**What the task asks**
Tally the lines below that contain the word "государственной", and give only that number.
━━ Supplied records
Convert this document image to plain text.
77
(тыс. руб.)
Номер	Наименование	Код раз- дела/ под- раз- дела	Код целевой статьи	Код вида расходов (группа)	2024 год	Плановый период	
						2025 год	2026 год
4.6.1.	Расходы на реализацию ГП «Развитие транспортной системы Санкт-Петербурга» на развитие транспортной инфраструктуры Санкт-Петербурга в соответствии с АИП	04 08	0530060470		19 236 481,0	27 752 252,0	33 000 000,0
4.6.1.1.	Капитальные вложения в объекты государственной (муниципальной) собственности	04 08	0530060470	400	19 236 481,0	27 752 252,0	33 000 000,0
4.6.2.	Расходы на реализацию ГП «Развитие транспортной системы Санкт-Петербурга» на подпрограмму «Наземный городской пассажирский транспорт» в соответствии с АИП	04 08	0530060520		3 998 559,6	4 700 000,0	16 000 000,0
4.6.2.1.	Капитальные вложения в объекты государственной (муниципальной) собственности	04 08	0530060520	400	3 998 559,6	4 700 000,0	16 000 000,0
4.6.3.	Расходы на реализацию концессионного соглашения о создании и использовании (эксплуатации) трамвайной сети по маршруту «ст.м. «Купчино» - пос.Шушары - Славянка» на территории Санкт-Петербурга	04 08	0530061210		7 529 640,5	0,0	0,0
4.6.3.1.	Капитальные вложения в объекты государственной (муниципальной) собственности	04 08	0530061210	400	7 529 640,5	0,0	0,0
━━━━
**Output below**
3